● What to do
Sort through the entries below and pull out lines containing the word "Actual".

━━━ Exercise material ━━━

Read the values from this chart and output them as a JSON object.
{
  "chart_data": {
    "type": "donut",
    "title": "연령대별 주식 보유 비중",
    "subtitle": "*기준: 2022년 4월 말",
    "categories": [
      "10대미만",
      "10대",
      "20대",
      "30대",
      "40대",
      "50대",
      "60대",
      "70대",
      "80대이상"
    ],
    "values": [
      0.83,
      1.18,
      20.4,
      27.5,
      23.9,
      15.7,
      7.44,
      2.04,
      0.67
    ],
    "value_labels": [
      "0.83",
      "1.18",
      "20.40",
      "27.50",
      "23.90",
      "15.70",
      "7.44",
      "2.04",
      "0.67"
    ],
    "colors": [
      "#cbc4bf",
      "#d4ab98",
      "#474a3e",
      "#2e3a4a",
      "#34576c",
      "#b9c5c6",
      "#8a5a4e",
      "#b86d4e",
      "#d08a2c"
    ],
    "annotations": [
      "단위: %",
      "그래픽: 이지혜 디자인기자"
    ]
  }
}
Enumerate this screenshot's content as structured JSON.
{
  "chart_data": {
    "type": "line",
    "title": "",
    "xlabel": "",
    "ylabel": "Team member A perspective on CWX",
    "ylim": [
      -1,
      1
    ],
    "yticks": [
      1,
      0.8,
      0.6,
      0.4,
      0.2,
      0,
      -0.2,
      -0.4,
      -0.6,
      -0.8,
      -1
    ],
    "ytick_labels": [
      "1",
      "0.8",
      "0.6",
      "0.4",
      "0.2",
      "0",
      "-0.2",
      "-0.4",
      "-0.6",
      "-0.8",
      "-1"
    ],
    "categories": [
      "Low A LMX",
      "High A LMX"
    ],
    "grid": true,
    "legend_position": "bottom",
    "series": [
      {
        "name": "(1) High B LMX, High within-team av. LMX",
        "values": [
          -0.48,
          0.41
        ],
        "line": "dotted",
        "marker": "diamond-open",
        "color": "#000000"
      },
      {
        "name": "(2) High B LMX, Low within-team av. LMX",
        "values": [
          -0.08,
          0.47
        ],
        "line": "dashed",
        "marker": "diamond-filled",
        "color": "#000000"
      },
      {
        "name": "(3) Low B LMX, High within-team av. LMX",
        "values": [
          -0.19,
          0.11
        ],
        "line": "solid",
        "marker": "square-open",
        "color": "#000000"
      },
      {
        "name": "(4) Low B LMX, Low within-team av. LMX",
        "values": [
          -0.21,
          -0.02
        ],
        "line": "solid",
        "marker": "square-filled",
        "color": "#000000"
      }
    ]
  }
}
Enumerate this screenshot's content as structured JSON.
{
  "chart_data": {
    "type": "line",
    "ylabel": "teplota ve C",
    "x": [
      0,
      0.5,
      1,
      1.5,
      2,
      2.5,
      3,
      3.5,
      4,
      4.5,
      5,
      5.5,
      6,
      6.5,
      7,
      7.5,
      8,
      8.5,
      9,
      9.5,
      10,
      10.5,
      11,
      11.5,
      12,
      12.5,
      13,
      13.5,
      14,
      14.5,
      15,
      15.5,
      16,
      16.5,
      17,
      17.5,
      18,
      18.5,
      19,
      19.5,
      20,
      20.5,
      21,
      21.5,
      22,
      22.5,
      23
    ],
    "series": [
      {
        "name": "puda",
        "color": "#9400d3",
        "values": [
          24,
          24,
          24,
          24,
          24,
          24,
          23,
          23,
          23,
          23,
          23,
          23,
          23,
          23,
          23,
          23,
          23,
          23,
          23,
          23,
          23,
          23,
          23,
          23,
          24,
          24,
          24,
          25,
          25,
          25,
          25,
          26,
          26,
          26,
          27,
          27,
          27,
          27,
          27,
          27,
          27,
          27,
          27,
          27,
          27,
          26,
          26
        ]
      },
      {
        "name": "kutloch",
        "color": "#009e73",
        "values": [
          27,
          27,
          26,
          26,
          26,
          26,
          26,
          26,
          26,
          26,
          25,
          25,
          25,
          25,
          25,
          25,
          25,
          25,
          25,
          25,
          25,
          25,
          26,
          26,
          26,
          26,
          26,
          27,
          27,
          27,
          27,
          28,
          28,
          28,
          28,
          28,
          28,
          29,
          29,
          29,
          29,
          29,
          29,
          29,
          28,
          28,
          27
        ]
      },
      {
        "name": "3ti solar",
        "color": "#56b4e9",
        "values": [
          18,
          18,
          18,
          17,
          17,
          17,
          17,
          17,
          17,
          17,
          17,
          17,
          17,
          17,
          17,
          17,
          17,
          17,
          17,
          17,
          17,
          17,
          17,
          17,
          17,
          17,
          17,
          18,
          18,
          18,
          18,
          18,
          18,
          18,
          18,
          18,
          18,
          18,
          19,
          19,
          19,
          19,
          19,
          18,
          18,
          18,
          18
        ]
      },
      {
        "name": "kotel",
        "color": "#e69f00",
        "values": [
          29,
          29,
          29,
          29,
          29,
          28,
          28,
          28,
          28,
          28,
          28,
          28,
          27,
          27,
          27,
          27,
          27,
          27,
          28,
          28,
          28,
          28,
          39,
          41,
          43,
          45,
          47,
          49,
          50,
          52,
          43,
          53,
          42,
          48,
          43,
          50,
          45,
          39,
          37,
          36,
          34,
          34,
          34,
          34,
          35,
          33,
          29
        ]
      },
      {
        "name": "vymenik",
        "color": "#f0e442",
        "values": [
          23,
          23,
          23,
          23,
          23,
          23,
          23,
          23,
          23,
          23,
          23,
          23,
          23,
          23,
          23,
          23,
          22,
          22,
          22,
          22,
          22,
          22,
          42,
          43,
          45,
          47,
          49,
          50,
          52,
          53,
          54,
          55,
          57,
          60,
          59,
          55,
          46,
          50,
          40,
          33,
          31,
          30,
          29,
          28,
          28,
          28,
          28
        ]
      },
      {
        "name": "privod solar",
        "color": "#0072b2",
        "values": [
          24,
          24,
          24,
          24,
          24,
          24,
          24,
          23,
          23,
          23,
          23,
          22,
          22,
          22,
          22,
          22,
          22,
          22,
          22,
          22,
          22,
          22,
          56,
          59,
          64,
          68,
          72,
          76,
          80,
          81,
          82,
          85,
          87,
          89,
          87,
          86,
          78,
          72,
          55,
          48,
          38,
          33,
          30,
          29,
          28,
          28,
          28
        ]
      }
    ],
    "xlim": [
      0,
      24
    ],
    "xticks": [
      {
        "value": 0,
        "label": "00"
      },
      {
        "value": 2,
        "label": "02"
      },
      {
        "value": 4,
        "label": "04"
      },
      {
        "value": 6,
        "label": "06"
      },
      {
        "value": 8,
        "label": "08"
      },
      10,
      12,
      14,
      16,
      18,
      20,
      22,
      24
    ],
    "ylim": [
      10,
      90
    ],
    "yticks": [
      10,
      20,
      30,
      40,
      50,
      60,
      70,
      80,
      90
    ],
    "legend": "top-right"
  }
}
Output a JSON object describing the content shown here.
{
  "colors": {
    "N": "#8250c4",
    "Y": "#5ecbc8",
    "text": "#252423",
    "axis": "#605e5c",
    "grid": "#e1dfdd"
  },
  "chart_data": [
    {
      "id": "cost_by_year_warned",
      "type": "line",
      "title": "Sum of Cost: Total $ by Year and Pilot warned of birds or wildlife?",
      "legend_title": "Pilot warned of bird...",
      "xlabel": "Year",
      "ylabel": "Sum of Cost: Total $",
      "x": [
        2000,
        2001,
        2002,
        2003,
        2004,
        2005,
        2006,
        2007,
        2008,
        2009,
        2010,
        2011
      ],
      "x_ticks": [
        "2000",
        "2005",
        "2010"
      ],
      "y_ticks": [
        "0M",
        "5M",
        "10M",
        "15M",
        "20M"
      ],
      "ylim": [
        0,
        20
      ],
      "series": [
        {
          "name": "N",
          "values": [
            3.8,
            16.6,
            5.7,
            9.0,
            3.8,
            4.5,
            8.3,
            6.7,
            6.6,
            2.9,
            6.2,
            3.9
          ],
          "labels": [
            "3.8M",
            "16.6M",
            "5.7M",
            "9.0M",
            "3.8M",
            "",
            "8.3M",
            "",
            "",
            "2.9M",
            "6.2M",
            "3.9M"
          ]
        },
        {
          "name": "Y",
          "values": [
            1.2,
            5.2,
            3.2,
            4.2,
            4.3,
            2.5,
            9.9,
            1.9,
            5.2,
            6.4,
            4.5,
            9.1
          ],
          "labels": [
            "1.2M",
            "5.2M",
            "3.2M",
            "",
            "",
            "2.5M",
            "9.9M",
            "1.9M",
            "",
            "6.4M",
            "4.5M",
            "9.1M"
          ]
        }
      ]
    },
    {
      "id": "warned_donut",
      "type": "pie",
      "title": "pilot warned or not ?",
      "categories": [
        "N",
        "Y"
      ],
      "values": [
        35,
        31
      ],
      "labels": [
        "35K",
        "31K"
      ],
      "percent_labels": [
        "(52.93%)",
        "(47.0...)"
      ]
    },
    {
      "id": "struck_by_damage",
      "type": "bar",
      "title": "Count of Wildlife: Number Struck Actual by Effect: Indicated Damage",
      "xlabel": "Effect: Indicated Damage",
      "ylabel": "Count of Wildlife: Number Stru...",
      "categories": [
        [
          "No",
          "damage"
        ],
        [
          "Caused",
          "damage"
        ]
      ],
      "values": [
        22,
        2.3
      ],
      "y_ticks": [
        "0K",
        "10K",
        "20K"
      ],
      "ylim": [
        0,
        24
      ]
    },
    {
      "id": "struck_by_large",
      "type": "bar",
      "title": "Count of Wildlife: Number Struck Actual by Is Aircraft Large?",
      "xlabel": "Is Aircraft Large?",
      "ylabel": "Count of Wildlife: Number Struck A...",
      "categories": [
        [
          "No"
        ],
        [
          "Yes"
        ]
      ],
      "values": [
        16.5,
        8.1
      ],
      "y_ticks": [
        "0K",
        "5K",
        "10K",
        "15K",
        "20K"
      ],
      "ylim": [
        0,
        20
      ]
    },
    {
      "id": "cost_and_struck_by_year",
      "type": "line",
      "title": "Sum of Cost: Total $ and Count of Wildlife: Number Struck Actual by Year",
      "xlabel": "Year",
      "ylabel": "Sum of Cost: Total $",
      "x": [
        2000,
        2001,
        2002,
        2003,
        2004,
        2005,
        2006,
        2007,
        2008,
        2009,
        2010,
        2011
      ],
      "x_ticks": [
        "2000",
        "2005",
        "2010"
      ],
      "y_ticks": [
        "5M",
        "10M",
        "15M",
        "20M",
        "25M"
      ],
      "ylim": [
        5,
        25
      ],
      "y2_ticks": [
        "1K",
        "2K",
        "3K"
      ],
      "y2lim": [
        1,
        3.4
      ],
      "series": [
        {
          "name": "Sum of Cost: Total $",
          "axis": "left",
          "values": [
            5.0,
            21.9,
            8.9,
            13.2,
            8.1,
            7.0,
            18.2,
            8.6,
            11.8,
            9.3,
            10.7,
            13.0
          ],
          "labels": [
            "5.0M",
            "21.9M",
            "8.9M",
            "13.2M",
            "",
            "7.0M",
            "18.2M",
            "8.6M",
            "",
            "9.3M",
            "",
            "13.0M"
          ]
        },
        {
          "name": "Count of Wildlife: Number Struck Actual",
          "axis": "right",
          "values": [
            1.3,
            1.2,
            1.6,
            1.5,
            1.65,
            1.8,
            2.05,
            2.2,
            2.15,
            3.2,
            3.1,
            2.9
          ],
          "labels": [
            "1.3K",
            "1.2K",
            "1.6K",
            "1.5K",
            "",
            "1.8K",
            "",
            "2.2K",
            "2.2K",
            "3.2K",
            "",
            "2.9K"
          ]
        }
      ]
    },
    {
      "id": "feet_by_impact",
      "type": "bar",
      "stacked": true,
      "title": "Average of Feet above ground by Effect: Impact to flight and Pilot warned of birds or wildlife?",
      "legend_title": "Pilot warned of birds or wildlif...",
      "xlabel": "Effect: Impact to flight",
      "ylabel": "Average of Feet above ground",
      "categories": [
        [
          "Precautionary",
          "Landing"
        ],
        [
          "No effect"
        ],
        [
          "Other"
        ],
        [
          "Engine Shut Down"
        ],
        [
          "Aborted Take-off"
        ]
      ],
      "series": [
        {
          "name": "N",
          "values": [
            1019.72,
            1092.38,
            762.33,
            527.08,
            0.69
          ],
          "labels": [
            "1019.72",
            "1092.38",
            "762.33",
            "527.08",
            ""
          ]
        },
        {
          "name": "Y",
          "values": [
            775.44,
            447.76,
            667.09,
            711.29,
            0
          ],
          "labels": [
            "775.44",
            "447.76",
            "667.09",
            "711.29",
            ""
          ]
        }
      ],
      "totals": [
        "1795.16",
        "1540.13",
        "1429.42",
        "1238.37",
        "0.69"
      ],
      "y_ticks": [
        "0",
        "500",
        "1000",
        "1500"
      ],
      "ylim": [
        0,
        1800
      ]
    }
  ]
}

━━━

● In response
      "title": "Count of Wildlife: Number Struck Actual by Effect: Indicated Damage",
      "title": "Count of Wildlife: Number Struck Actual by Is Aircraft Large?",
      "title": "Sum of Cost: Total $ and Count of Wildlife: Number Struck Actual by Year",
          "name": "Count of Wildlife: Number Struck Actual",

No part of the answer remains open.